[Figure contents as structured data]
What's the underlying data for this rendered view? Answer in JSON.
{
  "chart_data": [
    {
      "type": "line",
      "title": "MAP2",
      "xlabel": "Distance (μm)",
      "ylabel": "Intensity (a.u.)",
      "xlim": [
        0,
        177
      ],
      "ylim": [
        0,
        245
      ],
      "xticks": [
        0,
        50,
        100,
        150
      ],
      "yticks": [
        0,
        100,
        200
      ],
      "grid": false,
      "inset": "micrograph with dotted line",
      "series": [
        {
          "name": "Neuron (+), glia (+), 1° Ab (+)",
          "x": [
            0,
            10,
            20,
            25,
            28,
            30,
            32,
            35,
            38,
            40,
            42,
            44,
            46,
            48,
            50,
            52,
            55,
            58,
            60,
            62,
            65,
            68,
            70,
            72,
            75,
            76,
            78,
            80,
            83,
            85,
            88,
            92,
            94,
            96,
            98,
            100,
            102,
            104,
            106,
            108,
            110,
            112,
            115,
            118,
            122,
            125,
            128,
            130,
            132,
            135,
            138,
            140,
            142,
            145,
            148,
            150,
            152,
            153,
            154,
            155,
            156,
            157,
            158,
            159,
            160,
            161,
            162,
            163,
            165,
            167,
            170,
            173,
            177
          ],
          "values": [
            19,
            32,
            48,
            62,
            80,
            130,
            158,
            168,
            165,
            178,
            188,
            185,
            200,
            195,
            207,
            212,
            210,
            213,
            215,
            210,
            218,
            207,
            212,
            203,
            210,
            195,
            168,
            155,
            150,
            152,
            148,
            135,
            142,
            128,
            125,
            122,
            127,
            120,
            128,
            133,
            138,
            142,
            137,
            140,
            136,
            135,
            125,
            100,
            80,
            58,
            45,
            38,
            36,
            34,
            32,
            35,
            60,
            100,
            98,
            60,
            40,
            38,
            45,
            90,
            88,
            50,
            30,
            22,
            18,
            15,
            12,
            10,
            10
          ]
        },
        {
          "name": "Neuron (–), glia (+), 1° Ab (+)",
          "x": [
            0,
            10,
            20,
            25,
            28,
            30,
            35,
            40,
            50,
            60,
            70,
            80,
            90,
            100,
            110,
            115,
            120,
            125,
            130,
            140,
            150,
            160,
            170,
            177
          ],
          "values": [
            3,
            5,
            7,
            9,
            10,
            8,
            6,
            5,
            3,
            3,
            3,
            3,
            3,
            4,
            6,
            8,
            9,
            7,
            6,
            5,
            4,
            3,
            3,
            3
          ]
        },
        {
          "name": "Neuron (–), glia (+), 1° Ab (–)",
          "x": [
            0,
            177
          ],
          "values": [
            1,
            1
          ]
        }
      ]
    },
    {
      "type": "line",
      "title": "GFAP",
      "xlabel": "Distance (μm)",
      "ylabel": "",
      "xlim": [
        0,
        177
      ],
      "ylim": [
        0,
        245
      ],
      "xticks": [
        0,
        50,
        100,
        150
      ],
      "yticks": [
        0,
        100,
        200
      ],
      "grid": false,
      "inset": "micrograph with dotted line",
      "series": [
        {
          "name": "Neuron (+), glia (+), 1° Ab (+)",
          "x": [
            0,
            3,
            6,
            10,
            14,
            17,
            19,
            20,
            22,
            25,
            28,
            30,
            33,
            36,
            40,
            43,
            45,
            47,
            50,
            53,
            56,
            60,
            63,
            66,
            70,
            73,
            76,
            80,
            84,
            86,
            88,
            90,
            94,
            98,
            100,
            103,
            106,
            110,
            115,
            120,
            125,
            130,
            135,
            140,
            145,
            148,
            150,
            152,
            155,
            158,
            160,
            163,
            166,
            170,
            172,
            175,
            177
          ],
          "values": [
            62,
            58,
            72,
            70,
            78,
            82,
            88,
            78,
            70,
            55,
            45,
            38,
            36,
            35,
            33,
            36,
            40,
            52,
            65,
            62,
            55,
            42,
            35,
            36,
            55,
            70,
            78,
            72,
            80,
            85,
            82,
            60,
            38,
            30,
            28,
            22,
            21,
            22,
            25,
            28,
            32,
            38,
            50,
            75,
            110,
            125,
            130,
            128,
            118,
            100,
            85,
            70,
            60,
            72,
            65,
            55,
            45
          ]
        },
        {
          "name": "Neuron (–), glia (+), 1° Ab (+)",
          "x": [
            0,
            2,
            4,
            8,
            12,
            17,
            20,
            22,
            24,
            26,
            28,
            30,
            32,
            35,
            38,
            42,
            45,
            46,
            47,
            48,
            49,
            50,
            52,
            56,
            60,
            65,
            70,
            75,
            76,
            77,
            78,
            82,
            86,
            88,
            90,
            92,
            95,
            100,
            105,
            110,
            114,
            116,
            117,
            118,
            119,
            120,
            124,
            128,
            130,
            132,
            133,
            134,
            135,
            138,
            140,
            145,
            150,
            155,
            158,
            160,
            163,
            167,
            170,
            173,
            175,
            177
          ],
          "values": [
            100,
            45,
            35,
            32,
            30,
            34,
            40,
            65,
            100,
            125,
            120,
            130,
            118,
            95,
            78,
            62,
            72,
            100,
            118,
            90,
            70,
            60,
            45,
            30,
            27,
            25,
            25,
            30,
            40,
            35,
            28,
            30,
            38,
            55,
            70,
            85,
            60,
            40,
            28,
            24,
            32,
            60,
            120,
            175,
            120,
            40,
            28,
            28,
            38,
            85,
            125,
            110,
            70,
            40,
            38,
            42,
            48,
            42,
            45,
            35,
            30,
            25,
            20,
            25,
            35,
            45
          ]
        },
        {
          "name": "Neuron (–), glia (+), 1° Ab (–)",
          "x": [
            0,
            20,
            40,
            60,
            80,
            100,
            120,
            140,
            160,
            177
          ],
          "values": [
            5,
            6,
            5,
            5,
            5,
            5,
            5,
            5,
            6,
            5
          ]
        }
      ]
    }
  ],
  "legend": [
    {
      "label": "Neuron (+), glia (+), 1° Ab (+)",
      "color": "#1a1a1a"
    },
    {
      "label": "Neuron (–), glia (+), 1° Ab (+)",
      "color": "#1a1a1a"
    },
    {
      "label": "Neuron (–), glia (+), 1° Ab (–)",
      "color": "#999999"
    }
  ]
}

...

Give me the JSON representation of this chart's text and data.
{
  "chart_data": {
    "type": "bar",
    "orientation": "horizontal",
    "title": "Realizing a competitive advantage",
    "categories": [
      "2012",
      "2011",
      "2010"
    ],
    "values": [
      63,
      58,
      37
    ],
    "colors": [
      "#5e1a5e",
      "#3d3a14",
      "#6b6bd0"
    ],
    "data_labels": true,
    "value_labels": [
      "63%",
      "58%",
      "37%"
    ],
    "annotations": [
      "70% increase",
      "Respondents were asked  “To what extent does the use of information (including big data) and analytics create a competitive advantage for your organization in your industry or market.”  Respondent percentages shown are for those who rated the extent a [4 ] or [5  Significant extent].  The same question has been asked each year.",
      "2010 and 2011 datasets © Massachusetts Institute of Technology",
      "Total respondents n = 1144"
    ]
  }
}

** Work instructions **
How many lines of the data contain the word "competitive"? Answer with the number alone.

** Written response **
2